**TASK INSTRUCTIONS**
Reprint the entire listing exactly.

**INFORMATION SHOWN**
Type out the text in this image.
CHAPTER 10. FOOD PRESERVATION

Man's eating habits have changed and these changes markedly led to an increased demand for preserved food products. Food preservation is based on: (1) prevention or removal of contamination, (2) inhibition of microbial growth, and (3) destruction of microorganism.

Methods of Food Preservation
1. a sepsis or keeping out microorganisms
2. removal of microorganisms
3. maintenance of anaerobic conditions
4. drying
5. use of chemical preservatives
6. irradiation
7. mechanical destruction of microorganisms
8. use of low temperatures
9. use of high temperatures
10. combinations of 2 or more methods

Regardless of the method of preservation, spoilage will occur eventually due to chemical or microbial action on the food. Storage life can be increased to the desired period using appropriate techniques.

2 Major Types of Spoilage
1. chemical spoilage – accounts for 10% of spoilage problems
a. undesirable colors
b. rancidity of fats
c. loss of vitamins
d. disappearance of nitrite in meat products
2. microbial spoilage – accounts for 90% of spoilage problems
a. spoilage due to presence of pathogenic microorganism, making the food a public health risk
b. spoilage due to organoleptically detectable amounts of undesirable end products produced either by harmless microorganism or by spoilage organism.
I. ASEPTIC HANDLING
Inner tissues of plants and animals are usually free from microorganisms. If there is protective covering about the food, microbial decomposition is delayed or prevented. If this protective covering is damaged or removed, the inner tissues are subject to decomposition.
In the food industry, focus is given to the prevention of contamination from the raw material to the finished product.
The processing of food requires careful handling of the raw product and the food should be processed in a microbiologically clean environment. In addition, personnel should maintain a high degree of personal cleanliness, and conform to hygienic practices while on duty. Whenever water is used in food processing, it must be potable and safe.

**YOUR SOLUTION**
Type out the text in this image.
CHAPTER 10. FOOD PRESERVATION

Man's eating habits have changed and these changes markedly led to an increased demand for preserved food products. Food preservation is based on: (1) prevention or removal of contamination, (2) inhibition of microbial growth, and (3) destruction of microorganism.

Methods of Food Preservation
1. a sepsis or keeping out microorganisms
2. removal of microorganisms
3. maintenance of anaerobic conditions
4. drying
5. use of chemical preservatives
6. irradiation
7. mechanical destruction of microorganisms
8. use of low temperatures
9. use of high temperatures
10. combinations of 2 or more methods

Regardless of the method of preservation, spoilage will occur eventually due to chemical or microbial action on the food. Storage life can be increased to the desired period using appropriate techniques.

2 Major Types of Spoilage
1. chemical spoilage – accounts for 10% of spoilage problems
a. undesirable colors
b. rancidity of fats
c. loss of vitamins
d. disappearance of nitrite in meat products
2. microbial spoilage – accounts for 90% of spoilage problems
a. spoilage due to presence of pathogenic microorganism, making the food a public health risk
b. spoilage due to organoleptically detectable amounts of undesirable end products produced either by harmless microorganism or by spoilage organism.
I. ASEPTIC HANDLING
Inner tissues of plants and animals are usually free from microorganisms. If there is protective covering about the food, microbial decomposition is delayed or prevented. If this protective covering is damaged or removed, the inner tissues are subject to decomposition.
In the food industry, focus is given to the prevention of contamination from the raw material to the finished product.
The processing of food requires careful handling of the raw product and the food should be processed in a microbiologically clean environment. In addition, personnel should maintain a high degree of personal cleanliness, and conform to hygienic practices while on duty. Whenever water is used in food processing, it must be potable and safe.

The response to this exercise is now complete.